Pictures appear in the records below; write out everything else exactly.

## start MATERIAL SHOWN

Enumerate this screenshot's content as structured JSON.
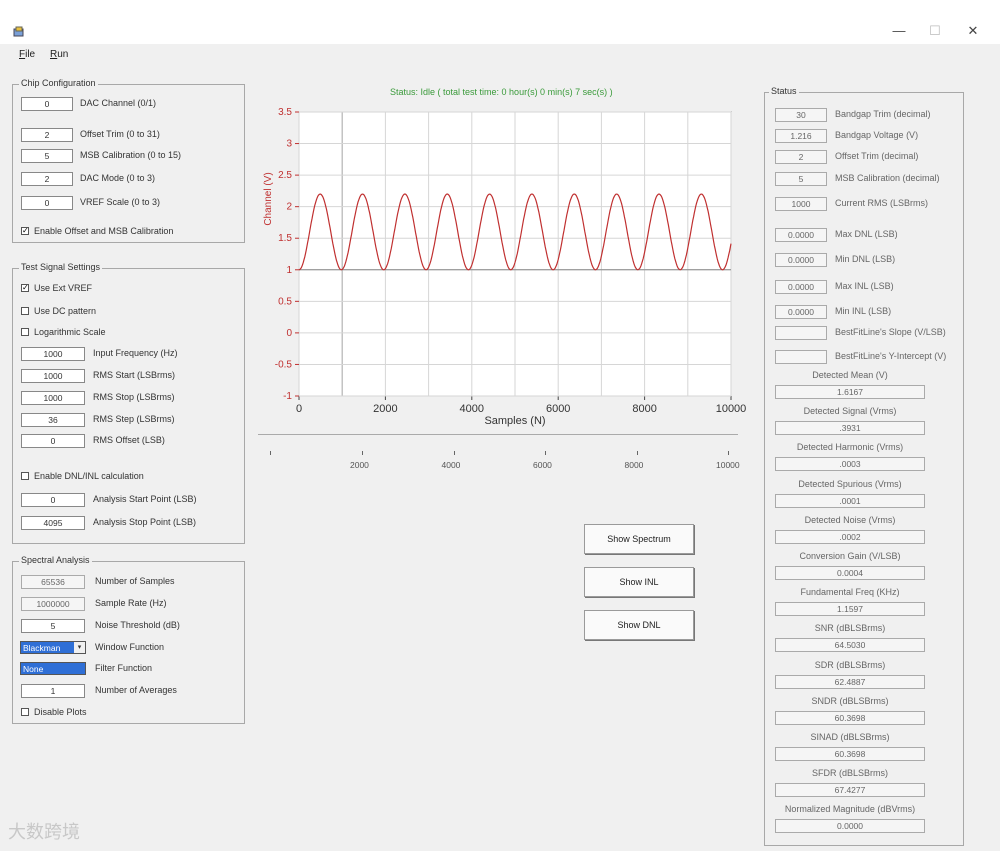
{
  "window": {
    "minimize_glyph": "—",
    "maximize_glyph": "☐",
    "close_glyph": "✕"
  },
  "menu": [
    {
      "label": "File",
      "underline": "F",
      "rest": "ile"
    },
    {
      "label": "Run",
      "underline": "R",
      "rest": "un"
    }
  ],
  "chip_config": {
    "title": "Chip Configuration",
    "fields": [
      {
        "value": "0",
        "label": "DAC Channel (0/1)"
      },
      {
        "value": "2",
        "label": "Offset Trim (0 to 31)"
      },
      {
        "value": "5",
        "label": "MSB Calibration (0 to 15)"
      },
      {
        "value": "2",
        "label": "DAC Mode (0 to 3)"
      },
      {
        "value": "0",
        "label": "VREF Scale (0 to 3)"
      }
    ],
    "enable_cal": {
      "label": "Enable Offset and MSB Calibration",
      "checked": true
    }
  },
  "test_signal": {
    "title": "Test Signal Settings",
    "use_ext_vref": {
      "label": "Use Ext VREF",
      "checked": true
    },
    "use_dc": {
      "label": "Use DC pattern",
      "checked": false
    },
    "log_scale": {
      "label": "Logarithmic  Scale",
      "checked": false
    },
    "fields": [
      {
        "value": "1000",
        "label": "Input Frequency (Hz)"
      },
      {
        "value": "1000",
        "label": "RMS Start (LSBrms)"
      },
      {
        "value": "1000",
        "label": "RMS Stop (LSBrms)"
      },
      {
        "value": "36",
        "label": "RMS Step (LSBrms)"
      },
      {
        "value": "0",
        "label": "RMS Offset (LSB)"
      }
    ],
    "enable_dnl": {
      "label": "Enable DNL/INL calculation",
      "checked": false
    },
    "analysis": [
      {
        "value": "0",
        "label": "Analysis Start Point (LSB)"
      },
      {
        "value": "4095",
        "label": "Analysis Stop Point (LSB)"
      }
    ]
  },
  "spectral": {
    "title": "Spectral Analysis",
    "samples": {
      "value": "65536",
      "label": "Number of Samples"
    },
    "rate": {
      "value": "1000000",
      "label": "Sample Rate (Hz)"
    },
    "noise": {
      "value": "5",
      "label": "Noise Threshold (dB)"
    },
    "window": {
      "value": "Blackman",
      "label": "Window Function"
    },
    "filter": {
      "value": "None",
      "label": "Filter Function"
    },
    "averages": {
      "value": "1",
      "label": "Number of Averages"
    },
    "disable_plots": {
      "label": "Disable Plots",
      "checked": false
    }
  },
  "status_line": "Status: Idle ( total test time: 0 hour(s) 0 min(s) 7 sec(s) )",
  "chart_data": {
    "type": "line",
    "xlabel": "Samples (N)",
    "ylabel": "Channel (V)",
    "xlim": [
      0,
      10000
    ],
    "ylim": [
      -1,
      3.5
    ],
    "xticks": [
      "0",
      "2000",
      "4000",
      "6000",
      "8000",
      "10000"
    ],
    "yticks": [
      "3.5",
      "3",
      "2.5",
      "2",
      "1.5",
      "1",
      "0.5",
      "0",
      "-0.5",
      "-1"
    ],
    "series": [
      {
        "amplitude": 0.6,
        "offset": 1.6,
        "cycles": 10.2,
        "color": "#c03030"
      }
    ],
    "grid": true
  },
  "scroll_ticks": [
    "2000",
    "4000",
    "6000",
    "8000",
    "10000"
  ],
  "buttons": {
    "spectrum": "Show Spectrum",
    "inl": "Show INL",
    "dnl": "Show DNL"
  },
  "status_panel": {
    "title": "Status",
    "rows": [
      {
        "value": "30",
        "label": "Bandgap Trim (decimal)"
      },
      {
        "value": "1.216",
        "label": "Bandgap Voltage (V)"
      },
      {
        "value": "2",
        "label": "Offset Trim (decimal)"
      },
      {
        "value": "5",
        "label": "MSB Calibration (decimal)"
      },
      {
        "value": "1000",
        "label": "Current RMS (LSBrms)"
      },
      {
        "value": "0.0000",
        "label": "Max DNL (LSB)"
      },
      {
        "value": "0.0000",
        "label": "Min DNL (LSB)"
      },
      {
        "value": "0.0000",
        "label": "Max INL (LSB)"
      },
      {
        "value": "0.0000",
        "label": "Min INL (LSB)"
      },
      {
        "value": "",
        "label": "BestFitLine's Slope (V/LSB)"
      },
      {
        "value": "",
        "label": "BestFitLine's Y-Intercept (V)"
      }
    ],
    "metrics": [
      {
        "label": "Detected Mean (V)",
        "value": "1.6167"
      },
      {
        "label": "Detected Signal (Vrms)",
        "value": ".3931"
      },
      {
        "label": "Detected Harmonic (Vrms)",
        "value": ".0003"
      },
      {
        "label": "Detected Spurious (Vrms)",
        "value": ".0001"
      },
      {
        "label": "Detected Noise (Vrms)",
        "value": ".0002"
      },
      {
        "label": "Conversion Gain (V/LSB)",
        "value": "0.0004"
      },
      {
        "label": "Fundamental Freq (KHz)",
        "value": "1.1597"
      },
      {
        "label": "SNR (dBLSBrms)",
        "value": "64.5030"
      },
      {
        "label": "SDR (dBLSBrms)",
        "value": "62.4887"
      },
      {
        "label": "SNDR (dBLSBrms)",
        "value": "60.3698"
      },
      {
        "label": "SINAD (dBLSBrms)",
        "value": "60.3698"
      },
      {
        "label": "SFDR  (dBLSBrms)",
        "value": "67.4277"
      },
      {
        "label": "Normalized Magnitude (dBVrms)",
        "value": "0.0000"
      }
    ]
  },
  "watermark": "大数跨境"
}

## end MATERIAL SHOWN

ANSWER TO THIS PROBLEM:
Enumerate this screenshot's content as structured JSON.
{
  "window": {
    "minimize_glyph": "—",
    "maximize_glyph": "☐",
    "close_glyph": "✕"
  },
  "menu": [
    {
      "label": "File",
      "underline": "F",
      "rest": "ile"
    },
    {
      "label": "Run",
      "underline": "R",
      "rest": "un"
    }
  ],
  "chip_config": {
    "title": "Chip Configuration",
    "fields": [
      {
        "value": "0",
        "label": "DAC Channel (0/1)"
      },
      {
        "value": "2",
        "label": "Offset Trim (0 to 31)"
      },
      {
        "value": "5",
        "label": "MSB Calibration (0 to 15)"
      },
      {
        "value": "2",
        "label": "DAC Mode (0 to 3)"
      },
      {
        "value": "0",
        "label": "VREF Scale (0 to 3)"
      }
    ],
    "enable_cal": {
      "label": "Enable Offset and MSB Calibration",
      "checked": true
    }
  },
  "test_signal": {
    "title": "Test Signal Settings",
    "use_ext_vref": {
      "label": "Use Ext VREF",
      "checked": true
    },
    "use_dc": {
      "label": "Use DC pattern",
      "checked": false
    },
    "log_scale": {
      "label": "Logarithmic  Scale",
      "checked": false
    },
    "fields": [
      {
        "value": "1000",
        "label": "Input Frequency (Hz)"
      },
      {
        "value": "1000",
        "label": "RMS Start (LSBrms)"
      },
      {
        "value": "1000",
        "label": "RMS Stop (LSBrms)"
      },
      {
        "value": "36",
        "label": "RMS Step (LSBrms)"
      },
      {
        "value": "0",
        "label": "RMS Offset (LSB)"
      }
    ],
    "enable_dnl": {
      "label": "Enable DNL/INL calculation",
      "checked": false
    },
    "analysis": [
      {
        "value": "0",
        "label": "Analysis Start Point (LSB)"
      },
      {
        "value": "4095",
        "label": "Analysis Stop Point (LSB)"
      }
    ]
  },
  "spectral": {
    "title": "Spectral Analysis",
    "samples": {
      "value": "65536",
      "label": "Number of Samples"
    },
    "rate": {
      "value": "1000000",
      "label": "Sample Rate (Hz)"
    },
    "noise": {
      "value": "5",
      "label": "Noise Threshold (dB)"
    },
    "window": {
      "value": "Blackman",
      "label": "Window Function"
    },
    "filter": {
      "value": "None",
      "label": "Filter Function"
    },
    "averages": {
      "value": "1",
      "label": "Number of Averages"
    },
    "disable_plots": {
      "label": "Disable Plots",
      "checked": false
    }
  },
  "status_line": "Status: Idle ( total test time: 0 hour(s) 0 min(s) 7 sec(s) )",
  "chart_data": {
    "type": "line",
    "xlabel": "Samples (N)",
    "ylabel": "Channel (V)",
    "xlim": [
      0,
      10000
    ],
    "ylim": [
      -1,
      3.5
    ],
    "xticks": [
      "0",
      "2000",
      "4000",
      "6000",
      "8000",
      "10000"
    ],
    "yticks": [
      "3.5",
      "3",
      "2.5",
      "2",
      "1.5",
      "1",
      "0.5",
      "0",
      "-0.5",
      "-1"
    ],
    "series": [
      {
        "amplitude": 0.6,
        "offset": 1.6,
        "cycles": 10.2,
        "color": "#c03030"
      }
    ],
    "grid": true
  },
  "scroll_ticks": [
    "2000",
    "4000",
    "6000",
    "8000",
    "10000"
  ],
  "buttons": {
    "spectrum": "Show Spectrum",
    "inl": "Show INL",
    "dnl": "Show DNL"
  },
  "status_panel": {
    "title": "Status",
    "rows": [
      {
        "value": "30",
        "label": "Bandgap Trim (decimal)"
      },
      {
        "value": "1.216",
        "label": "Bandgap Voltage (V)"
      },
      {
        "value": "2",
        "label": "Offset Trim (decimal)"
      },
      {
        "value": "5",
        "label": "MSB Calibration (decimal)"
      },
      {
        "value": "1000",
        "label": "Current RMS (LSBrms)"
      },
      {
        "value": "0.0000",
        "label": "Max DNL (LSB)"
      },
      {
        "value": "0.0000",
        "label": "Min DNL (LSB)"
      },
      {
        "value": "0.0000",
        "label": "Max INL (LSB)"
      },
      {
        "value": "0.0000",
        "label": "Min INL (LSB)"
      },
      {
        "value": "",
        "label": "BestFitLine's Slope (V/LSB)"
      },
      {
        "value": "",
        "label": "BestFitLine's Y-Intercept (V)"
      }
    ],
    "metrics": [
      {
        "label": "Detected Mean (V)",
        "value": "1.6167"
      },
      {
        "label": "Detected Signal (Vrms)",
        "value": ".3931"
      },
      {
        "label": "Detected Harmonic (Vrms)",
        "value": ".0003"
      },
      {
        "label": "Detected Spurious (Vrms)",
        "value": ".0001"
      },
      {
        "label": "Detected Noise (Vrms)",
        "value": ".0002"
      },
      {
        "label": "Conversion Gain (V/LSB)",
        "value": "0.0004"
      },
      {
        "label": "Fundamental Freq (KHz)",
        "value": "1.1597"
      },
      {
        "label": "SNR (dBLSBrms)",
        "value": "64.5030"
      },
      {
        "label": "SDR (dBLSBrms)",
        "value": "62.4887"
      },
      {
        "label": "SNDR (dBLSBrms)",
        "value": "60.3698"
      },
      {
        "label": "SINAD (dBLSBrms)",
        "value": "60.3698"
      },
      {
        "label": "SFDR  (dBLSBrms)",
        "value": "67.4277"
      },
      {
        "label": "Normalized Magnitude (dBVrms)",
        "value": "0.0000"
      }
    ]
  },
  "watermark": "大数跨境"
}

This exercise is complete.